In the listing, from its first line through the line containing "3d-viewport[interactable]: Camera Perspective", switch "bounding box" to "bbox" and give those lines back with everything else unchanged.
>> START
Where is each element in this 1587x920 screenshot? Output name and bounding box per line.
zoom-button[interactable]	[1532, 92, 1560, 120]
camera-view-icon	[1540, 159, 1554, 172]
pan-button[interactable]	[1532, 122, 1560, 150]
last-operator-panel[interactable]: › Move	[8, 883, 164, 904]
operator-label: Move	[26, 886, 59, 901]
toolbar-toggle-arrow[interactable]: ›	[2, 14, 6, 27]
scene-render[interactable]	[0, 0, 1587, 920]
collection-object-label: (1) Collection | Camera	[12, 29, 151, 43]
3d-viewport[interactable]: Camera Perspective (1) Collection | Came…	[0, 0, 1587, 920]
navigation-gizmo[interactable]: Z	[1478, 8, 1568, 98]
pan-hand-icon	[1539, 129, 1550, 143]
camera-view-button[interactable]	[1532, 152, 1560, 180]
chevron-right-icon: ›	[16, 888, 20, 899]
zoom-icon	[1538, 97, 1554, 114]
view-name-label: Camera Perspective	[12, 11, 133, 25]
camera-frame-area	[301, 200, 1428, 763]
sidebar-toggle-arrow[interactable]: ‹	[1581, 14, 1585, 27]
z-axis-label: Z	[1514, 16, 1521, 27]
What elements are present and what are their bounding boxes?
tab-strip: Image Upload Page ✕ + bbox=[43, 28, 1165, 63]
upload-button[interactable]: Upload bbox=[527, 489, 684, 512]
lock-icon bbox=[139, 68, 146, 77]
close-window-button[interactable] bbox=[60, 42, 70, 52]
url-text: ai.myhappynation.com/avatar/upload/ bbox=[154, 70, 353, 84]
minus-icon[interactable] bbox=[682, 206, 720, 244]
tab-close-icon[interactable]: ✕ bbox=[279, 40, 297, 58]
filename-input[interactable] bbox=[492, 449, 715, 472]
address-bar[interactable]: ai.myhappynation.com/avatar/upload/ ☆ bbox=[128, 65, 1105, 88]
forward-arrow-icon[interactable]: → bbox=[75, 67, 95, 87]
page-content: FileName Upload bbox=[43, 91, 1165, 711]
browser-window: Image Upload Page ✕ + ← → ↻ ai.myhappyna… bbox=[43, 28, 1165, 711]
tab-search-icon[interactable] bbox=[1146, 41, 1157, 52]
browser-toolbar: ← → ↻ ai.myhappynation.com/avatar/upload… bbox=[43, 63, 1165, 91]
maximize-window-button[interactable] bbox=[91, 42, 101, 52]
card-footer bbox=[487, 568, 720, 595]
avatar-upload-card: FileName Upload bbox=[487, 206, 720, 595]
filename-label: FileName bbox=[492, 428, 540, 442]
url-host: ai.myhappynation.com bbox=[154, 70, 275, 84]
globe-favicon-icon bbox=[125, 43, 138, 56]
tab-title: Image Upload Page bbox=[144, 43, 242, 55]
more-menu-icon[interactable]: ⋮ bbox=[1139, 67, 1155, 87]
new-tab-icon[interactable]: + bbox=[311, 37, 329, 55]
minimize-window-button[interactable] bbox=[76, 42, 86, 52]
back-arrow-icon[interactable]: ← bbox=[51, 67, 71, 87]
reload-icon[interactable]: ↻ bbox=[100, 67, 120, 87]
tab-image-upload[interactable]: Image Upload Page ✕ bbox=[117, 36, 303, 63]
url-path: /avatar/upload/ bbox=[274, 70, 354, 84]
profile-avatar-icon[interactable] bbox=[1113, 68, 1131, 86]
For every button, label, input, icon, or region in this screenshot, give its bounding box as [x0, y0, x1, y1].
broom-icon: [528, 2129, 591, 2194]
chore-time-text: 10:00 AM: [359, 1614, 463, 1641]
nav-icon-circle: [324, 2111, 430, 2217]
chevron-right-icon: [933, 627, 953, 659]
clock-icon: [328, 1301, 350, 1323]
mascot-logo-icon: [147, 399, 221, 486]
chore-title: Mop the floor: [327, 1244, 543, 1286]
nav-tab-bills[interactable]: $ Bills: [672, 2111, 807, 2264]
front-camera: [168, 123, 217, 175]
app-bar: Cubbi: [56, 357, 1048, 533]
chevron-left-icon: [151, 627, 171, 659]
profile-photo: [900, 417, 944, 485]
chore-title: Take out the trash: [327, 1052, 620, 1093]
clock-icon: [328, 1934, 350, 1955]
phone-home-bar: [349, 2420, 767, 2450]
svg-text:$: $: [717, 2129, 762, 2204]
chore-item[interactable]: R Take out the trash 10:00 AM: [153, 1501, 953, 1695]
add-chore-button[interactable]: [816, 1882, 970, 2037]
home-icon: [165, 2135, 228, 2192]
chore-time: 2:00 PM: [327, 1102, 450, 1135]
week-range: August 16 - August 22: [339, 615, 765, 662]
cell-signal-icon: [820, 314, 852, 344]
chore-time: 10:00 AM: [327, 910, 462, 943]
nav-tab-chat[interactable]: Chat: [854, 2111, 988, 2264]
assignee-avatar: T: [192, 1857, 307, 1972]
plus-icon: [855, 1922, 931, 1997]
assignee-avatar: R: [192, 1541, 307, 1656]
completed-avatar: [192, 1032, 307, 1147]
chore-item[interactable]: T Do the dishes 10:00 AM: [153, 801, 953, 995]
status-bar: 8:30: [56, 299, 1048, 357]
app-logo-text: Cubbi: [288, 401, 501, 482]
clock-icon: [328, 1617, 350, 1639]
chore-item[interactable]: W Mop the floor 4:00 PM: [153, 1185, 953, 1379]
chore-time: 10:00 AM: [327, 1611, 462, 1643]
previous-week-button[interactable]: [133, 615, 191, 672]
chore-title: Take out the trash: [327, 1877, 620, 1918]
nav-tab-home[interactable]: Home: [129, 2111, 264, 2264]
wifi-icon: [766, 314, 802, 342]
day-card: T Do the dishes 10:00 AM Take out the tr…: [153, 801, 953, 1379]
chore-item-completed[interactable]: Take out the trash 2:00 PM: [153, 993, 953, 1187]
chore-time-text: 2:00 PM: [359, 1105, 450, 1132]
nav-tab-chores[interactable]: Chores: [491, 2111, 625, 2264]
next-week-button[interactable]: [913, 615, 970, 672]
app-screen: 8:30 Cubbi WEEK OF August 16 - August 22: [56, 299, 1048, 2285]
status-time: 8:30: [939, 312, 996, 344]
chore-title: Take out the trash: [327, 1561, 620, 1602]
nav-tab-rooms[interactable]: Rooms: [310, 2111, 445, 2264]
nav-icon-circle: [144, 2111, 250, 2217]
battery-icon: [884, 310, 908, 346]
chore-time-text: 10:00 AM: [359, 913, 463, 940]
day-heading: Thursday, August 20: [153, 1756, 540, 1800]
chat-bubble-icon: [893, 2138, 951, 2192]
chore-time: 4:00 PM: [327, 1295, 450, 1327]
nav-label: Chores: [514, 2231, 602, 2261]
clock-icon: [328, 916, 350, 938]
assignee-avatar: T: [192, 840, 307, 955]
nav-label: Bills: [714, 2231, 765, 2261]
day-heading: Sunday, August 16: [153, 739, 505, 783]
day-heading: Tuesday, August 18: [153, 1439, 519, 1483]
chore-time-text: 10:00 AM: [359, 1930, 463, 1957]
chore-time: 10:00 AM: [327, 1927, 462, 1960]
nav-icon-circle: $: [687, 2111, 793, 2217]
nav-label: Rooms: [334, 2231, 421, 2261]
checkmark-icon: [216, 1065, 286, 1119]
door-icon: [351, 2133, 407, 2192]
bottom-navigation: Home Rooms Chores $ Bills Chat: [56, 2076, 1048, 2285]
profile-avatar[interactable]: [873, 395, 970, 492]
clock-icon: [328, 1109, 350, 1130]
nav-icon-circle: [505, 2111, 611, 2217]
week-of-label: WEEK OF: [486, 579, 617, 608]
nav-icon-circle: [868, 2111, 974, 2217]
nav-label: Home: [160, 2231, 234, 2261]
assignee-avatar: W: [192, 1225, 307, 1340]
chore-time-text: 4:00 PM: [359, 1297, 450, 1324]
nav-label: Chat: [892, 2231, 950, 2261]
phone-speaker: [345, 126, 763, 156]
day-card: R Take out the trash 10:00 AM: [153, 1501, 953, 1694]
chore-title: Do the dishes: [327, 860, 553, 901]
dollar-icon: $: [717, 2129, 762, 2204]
>> END
[Solution to the exercise]:
Where is each element in this 1587x920 screenshot? Output name and bbox per line.
zoom-button[interactable]	[1532, 92, 1560, 120]
camera-view-icon	[1540, 159, 1554, 172]
pan-button[interactable]	[1532, 122, 1560, 150]
last-operator-panel[interactable]: › Move	[8, 883, 164, 904]
operator-label: Move	[26, 886, 59, 901]
toolbar-toggle-arrow[interactable]: ›	[2, 14, 6, 27]
scene-render[interactable]	[0, 0, 1587, 920]
collection-object-label: (1) Collection | Camera	[12, 29, 151, 43]
3d-viewport[interactable]: Camera Perspective (1) Collection | Came…	[0, 0, 1587, 920]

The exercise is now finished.